TEXTO DE ORIGEN
No hay que ir tan lejos ni tan cerca del tema generacional. Está inscrito en la Biblia y en nuestra contemporaneidad, el filósofo español José Ortega y Gasset escribió sobre un ensayo, que inspiró a la generación venezolana de 1928, definiéndola como una «sensibilidad vital» aunada con sus conciencias, principios e ideales que se ponen de manifiesto a los 15 años y se complementan a los 30, desarrollándose a los 45.
Un ejemplo de esa vitalidad fue Rómulo Betancourt, que a sus 20 años impresionó a sus compañeros universitarios con su discurso en el teatro Rivoli de Caracas que desarrollaría en 1931 con el proyecto de una nueva Venezuela, conocido como «Plan de Barranquilla», que ejecutaría entre 1945-1948 y la primera Constitución Democrática de la República junto a sus compañeros quinceañeros, adolescentes y adultos.

FILAS MOSTRADAS
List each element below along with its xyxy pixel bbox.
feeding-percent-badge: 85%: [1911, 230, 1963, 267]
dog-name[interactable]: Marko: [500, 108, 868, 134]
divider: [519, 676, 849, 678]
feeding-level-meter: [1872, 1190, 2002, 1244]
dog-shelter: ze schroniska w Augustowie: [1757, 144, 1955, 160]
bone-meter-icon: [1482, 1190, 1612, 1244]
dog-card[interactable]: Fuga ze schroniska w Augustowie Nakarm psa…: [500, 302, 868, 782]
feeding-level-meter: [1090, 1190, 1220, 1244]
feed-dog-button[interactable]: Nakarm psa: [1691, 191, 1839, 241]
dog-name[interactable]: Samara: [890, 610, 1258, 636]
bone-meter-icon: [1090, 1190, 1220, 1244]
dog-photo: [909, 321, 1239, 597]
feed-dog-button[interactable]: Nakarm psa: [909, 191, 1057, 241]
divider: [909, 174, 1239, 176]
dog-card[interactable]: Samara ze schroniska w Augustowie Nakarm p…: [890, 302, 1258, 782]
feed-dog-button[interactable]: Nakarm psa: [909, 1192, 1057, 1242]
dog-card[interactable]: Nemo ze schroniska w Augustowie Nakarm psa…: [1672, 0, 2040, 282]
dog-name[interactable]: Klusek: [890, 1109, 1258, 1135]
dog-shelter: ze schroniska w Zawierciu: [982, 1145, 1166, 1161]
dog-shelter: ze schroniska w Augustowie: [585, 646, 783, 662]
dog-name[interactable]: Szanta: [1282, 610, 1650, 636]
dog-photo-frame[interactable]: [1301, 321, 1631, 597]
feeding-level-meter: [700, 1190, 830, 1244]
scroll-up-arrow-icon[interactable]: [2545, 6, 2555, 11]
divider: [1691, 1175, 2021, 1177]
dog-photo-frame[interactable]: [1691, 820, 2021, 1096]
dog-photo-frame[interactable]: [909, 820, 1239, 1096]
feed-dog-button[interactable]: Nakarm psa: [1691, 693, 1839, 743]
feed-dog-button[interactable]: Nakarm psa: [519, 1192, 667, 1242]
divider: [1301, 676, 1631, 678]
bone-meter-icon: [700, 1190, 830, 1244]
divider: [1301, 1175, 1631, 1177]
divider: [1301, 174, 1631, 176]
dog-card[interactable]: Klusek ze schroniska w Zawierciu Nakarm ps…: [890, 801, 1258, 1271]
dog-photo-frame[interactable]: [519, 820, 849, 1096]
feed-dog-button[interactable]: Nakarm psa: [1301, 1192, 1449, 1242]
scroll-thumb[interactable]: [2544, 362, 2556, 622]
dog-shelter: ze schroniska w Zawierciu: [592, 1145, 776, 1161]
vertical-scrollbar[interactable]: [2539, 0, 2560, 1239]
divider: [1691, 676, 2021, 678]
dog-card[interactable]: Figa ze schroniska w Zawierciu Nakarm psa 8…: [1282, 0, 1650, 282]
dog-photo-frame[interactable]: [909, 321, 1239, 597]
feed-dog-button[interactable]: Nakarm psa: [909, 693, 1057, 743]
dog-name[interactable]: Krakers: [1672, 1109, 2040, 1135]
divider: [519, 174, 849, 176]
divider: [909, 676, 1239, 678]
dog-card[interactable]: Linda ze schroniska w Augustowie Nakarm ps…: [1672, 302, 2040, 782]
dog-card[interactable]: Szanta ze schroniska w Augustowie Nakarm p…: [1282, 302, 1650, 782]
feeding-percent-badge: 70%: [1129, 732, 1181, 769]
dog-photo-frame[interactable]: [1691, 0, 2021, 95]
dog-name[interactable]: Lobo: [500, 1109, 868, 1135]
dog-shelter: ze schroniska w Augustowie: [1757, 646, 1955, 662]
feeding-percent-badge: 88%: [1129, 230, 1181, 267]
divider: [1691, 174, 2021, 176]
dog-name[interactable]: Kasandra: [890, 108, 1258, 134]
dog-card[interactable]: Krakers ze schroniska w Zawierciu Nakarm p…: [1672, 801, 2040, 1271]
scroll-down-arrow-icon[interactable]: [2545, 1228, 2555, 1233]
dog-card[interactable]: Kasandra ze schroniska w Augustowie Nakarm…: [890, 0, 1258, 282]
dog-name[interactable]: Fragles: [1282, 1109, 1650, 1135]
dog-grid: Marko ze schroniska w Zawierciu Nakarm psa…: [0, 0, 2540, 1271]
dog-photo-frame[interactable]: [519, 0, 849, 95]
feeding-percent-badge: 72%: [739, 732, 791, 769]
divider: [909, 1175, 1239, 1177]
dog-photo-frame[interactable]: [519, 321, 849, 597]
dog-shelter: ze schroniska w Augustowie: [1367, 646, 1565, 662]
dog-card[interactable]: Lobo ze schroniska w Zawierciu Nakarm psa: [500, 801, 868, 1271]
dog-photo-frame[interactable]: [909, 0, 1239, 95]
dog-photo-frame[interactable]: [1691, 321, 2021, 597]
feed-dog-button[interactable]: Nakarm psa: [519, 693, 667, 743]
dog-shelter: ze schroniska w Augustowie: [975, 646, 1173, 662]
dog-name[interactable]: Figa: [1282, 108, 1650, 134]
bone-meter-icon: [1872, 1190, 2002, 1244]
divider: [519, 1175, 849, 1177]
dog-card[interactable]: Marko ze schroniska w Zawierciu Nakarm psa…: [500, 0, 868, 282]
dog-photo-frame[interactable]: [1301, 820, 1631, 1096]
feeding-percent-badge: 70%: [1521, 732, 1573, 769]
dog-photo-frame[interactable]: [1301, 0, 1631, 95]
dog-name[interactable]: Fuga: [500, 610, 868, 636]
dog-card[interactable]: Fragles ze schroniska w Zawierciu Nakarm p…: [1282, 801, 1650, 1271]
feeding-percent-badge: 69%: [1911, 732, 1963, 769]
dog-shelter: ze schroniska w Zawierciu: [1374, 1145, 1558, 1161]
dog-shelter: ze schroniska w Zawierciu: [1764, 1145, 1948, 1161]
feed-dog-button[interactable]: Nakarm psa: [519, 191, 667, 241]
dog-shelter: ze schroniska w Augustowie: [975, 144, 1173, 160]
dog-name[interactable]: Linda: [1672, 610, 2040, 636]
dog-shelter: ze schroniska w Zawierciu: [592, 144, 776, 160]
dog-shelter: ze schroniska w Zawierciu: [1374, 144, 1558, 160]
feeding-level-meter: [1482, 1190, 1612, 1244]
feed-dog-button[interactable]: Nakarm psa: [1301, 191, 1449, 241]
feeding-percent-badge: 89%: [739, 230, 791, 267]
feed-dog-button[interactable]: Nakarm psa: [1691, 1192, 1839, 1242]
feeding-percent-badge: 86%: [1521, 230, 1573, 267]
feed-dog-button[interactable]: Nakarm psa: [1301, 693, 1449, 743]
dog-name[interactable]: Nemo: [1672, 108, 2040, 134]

QUÉ SE PIDE
Transcribe completo y sin cambios el texto sobre la generación venezolana de 1928.

RESPUESTA AL EJERCICIO
No hay que ir tan lejos ni tan cerca del tema generacional. Está inscrito en la Biblia y en nuestra contemporaneidad, el filósofo español José Ortega y Gasset escribió sobre un ensayo, que inspiró a la generación venezolana de 1928, definiéndola como una «sensibilidad vital» aunada con sus conciencias, principios e ideales que se ponen de manifiesto a los 15 años y se complementan a los 30, desarrollándose a los 45.
Un ejemplo de esa vitalidad fue Rómulo Betancourt, que a sus 20 años impresionó a sus compañeros universitarios con su discurso en el teatro Rivoli de Caracas que desarrollaría en 1931 con el proyecto de una nueva Venezuela, conocido como «Plan de Barranquilla», que ejecutaría entre 1945-1948 y la primera Constitución Democrática de la República junto a sus compañeros quinceañeros, adolescentes y adultos.